Copy out every record below with complete accuracy.

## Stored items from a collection
========================================================================

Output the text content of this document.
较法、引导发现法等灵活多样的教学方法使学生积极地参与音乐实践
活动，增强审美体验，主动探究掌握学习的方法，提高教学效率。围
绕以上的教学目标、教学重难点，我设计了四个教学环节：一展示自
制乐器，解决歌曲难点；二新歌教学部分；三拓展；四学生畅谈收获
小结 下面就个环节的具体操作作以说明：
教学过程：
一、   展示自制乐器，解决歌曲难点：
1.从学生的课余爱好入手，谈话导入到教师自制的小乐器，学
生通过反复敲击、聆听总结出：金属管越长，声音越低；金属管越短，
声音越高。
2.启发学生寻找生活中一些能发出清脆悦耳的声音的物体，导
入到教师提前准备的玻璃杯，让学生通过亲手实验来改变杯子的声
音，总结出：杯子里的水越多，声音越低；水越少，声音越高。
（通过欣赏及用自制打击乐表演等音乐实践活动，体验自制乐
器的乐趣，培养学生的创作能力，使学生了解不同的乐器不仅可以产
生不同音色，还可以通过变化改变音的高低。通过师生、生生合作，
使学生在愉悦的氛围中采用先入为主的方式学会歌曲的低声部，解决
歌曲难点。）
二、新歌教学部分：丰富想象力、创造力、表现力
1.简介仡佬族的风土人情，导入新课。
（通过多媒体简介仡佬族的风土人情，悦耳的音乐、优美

========================================================================

## Response for this exercise
Output the text content of this document.
较法、引导发现法等灵活多样的教学方法使学生积极地参与音乐实践
活动，增强审美体验，主动探究掌握学习的方法，提高教学效率。围
绕以上的教学目标、教学重难点，我设计了四个教学环节：一展示自
制乐器，解决歌曲难点；二新歌教学部分；三拓展；四学生畅谈收获
小结 下面就个环节的具体操作作以说明：
教学过程：
一、   展示自制乐器，解决歌曲难点：
1.从学生的课余爱好入手，谈话导入到教师自制的小乐器，学
生通过反复敲击、聆听总结出：金属管越长，声音越低；金属管越短，
声音越高。
2.启发学生寻找生活中一些能发出清脆悦耳的声音的物体，导
入到教师提前准备的玻璃杯，让学生通过亲手实验来改变杯子的声
音，总结出：杯子里的水越多，声音越低；水越少，声音越高。
（通过欣赏及用自制打击乐表演等音乐实践活动，体验自制乐
器的乐趣，培养学生的创作能力，使学生了解不同的乐器不仅可以产
生不同音色，还可以通过变化改变音的高低。通过师生、生生合作，
使学生在愉悦的氛围中采用先入为主的方式学会歌曲的低声部，解决
歌曲难点。）
二、新歌教学部分：丰富想象力、创造力、表现力
1.简介仡佬族的风土人情，导入新课。
（通过多媒体简介仡佬族的风土人情，悦耳的音乐、优美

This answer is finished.